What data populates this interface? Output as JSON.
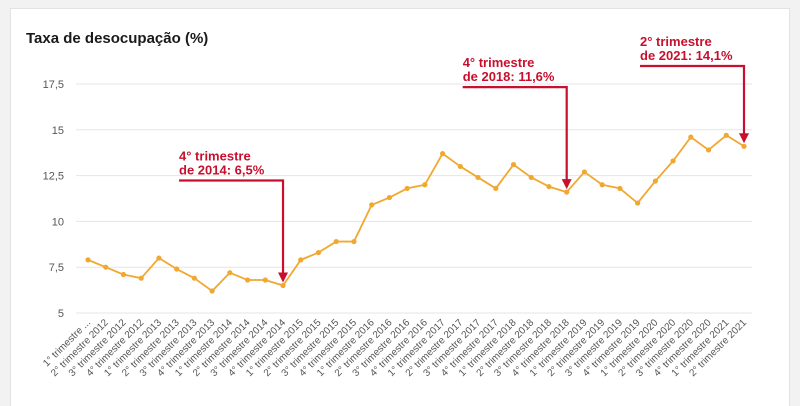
{
  "chart_data": {
    "type": "line",
    "title": "Taxa de desocupação (%)",
    "xlabel": "",
    "ylabel": "",
    "ylim": [
      5,
      17.5
    ],
    "yticks": [
      "5",
      "7,5",
      "10",
      "12,5",
      "15",
      "17,5"
    ],
    "grid": true,
    "line_color": "#f0a830",
    "annotation_color": "#c8102e",
    "categories": [
      "1° trimestre ...",
      "2° trimestre 2012",
      "3° trimestre 2012",
      "4° trimestre 2012",
      "1° trimestre 2013",
      "2° trimestre 2013",
      "3° trimestre 2013",
      "4° trimestre 2013",
      "1° trimestre 2014",
      "2° trimestre 2014",
      "3° trimestre 2014",
      "4° trimestre 2014",
      "1° trimestre 2015",
      "2° trimestre 2015",
      "3° trimestre 2015",
      "4° trimestre 2015",
      "1° trimestre 2016",
      "2° trimestre 2016",
      "3° trimestre 2016",
      "4° trimestre 2016",
      "1° trimestre 2017",
      "2° trimestre 2017",
      "3° trimestre 2017",
      "4° trimestre 2017",
      "1° trimestre 2018",
      "2° trimestre 2018",
      "3° trimestre 2018",
      "4° trimestre 2018",
      "1° trimestre 2019",
      "2° trimestre 2019",
      "3° trimestre 2019",
      "4° trimestre 2019",
      "1° trimestre 2020",
      "2° trimestre 2020",
      "3° trimestre 2020",
      "4° trimestre 2020",
      "1° trimestre 2021",
      "2° trimestre 2021"
    ],
    "values": [
      7.9,
      7.5,
      7.1,
      6.9,
      8.0,
      7.4,
      6.9,
      6.2,
      7.2,
      6.8,
      6.8,
      6.5,
      7.9,
      8.3,
      8.9,
      8.9,
      10.9,
      11.3,
      11.8,
      12.0,
      13.7,
      13.0,
      12.4,
      11.8,
      13.1,
      12.4,
      11.9,
      11.6,
      12.7,
      12.0,
      11.8,
      11.0,
      12.2,
      13.3,
      14.6,
      13.9,
      14.7,
      14.1
    ],
    "annotations": [
      {
        "index": 11,
        "lines": [
          "4° trimestre",
          "de 2014: 6,5%"
        ]
      },
      {
        "index": 27,
        "lines": [
          "4° trimestre",
          "de 2018: 11,6%"
        ]
      },
      {
        "index": 37,
        "lines": [
          "2° trimestre",
          "de 2021: 14,1%"
        ]
      }
    ]
  }
}
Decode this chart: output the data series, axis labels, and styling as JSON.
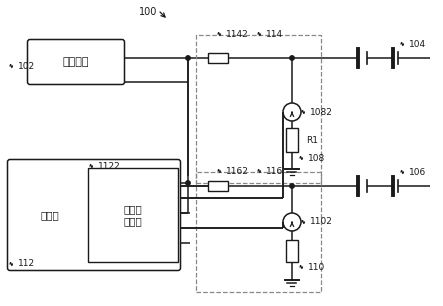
{
  "bg_color": "#ffffff",
  "line_color": "#1a1a1a",
  "dash_color": "#888888",
  "charging_chip_label": "充电芯片",
  "processor_label": "处理器",
  "sample_ctrl_label": "采样控\n制模块",
  "R1_label": "R1",
  "label_100": "100",
  "label_102": "102",
  "label_104": "104",
  "label_106": "106",
  "label_108": "108",
  "label_110": "110",
  "label_112": "112",
  "label_114": "114",
  "label_116": "116",
  "label_1082": "1082",
  "label_1102": "1102",
  "label_1122": "1122",
  "label_1142": "1142",
  "label_1162": "1162"
}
+===+
§ WHAT THE TASK REQUIRES
Reproduce every line precisely as given, omitting all pictures.

§ FINAL RESULT
What data populates this interface? Output as JSON.
{
  "chart_data": {
    "type": "line",
    "title": "Taxa de desocupação (%)",
    "xlabel": "",
    "ylabel": "",
    "ylim": [
      5,
      17.5
    ],
    "yticks": [
      "5",
      "7,5",
      "10",
      "12,5",
      "15",
      "17,5"
    ],
    "grid": true,
    "line_color": "#f0a830",
    "annotation_color": "#c8102e",
    "categories": [
      "1° trimestre ...",
      "2° trimestre 2012",
      "3° trimestre 2012",
      "4° trimestre 2012",
      "1° trimestre 2013",
      "2° trimestre 2013",
      "3° trimestre 2013",
      "4° trimestre 2013",
      "1° trimestre 2014",
      "2° trimestre 2014",
      "3° trimestre 2014",
      "4° trimestre 2014",
      "1° trimestre 2015",
      "2° trimestre 2015",
      "3° trimestre 2015",
      "4° trimestre 2015",
      "1° trimestre 2016",
      "2° trimestre 2016",
      "3° trimestre 2016",
      "4° trimestre 2016",
      "1° trimestre 2017",
      "2° trimestre 2017",
      "3° trimestre 2017",
      "4° trimestre 2017",
      "1° trimestre 2018",
      "2° trimestre 2018",
      "3° trimestre 2018",
      "4° trimestre 2018",
      "1° trimestre 2019",
      "2° trimestre 2019",
      "3° trimestre 2019",
      "4° trimestre 2019",
      "1° trimestre 2020",
      "2° trimestre 2020",
      "3° trimestre 2020",
      "4° trimestre 2020",
      "1° trimestre 2021",
      "2° trimestre 2021"
    ],
    "values": [
      7.9,
      7.5,
      7.1,
      6.9,
      8.0,
      7.4,
      6.9,
      6.2,
      7.2,
      6.8,
      6.8,
      6.5,
      7.9,
      8.3,
      8.9,
      8.9,
      10.9,
      11.3,
      11.8,
      12.0,
      13.7,
      13.0,
      12.4,
      11.8,
      13.1,
      12.4,
      11.9,
      11.6,
      12.7,
      12.0,
      11.8,
      11.0,
      12.2,
      13.3,
      14.6,
      13.9,
      14.7,
      14.1
    ],
    "annotations": [
      {
        "index": 11,
        "lines": [
          "4° trimestre",
          "de 2014: 6,5%"
        ]
      },
      {
        "index": 27,
        "lines": [
          "4° trimestre",
          "de 2018: 11,6%"
        ]
      },
      {
        "index": 37,
        "lines": [
          "2° trimestre",
          "de 2021: 14,1%"
        ]
      }
    ]
  }
}
Decode this chart: output the data series, axis labels, and styling as JSON.
{
  "bg_color": "#ffffff",
  "line_color": "#1a1a1a",
  "dash_color": "#888888",
  "charging_chip_label": "充电芯片",
  "processor_label": "处理器",
  "sample_ctrl_label": "采样控\n制模块",
  "R1_label": "R1",
  "label_100": "100",
  "label_102": "102",
  "label_104": "104",
  "label_106": "106",
  "label_108": "108",
  "label_110": "110",
  "label_112": "112",
  "label_114": "114",
  "label_116": "116",
  "label_1082": "1082",
  "label_1102": "1102",
  "label_1122": "1122",
  "label_1142": "1142",
  "label_1162": "1162"
}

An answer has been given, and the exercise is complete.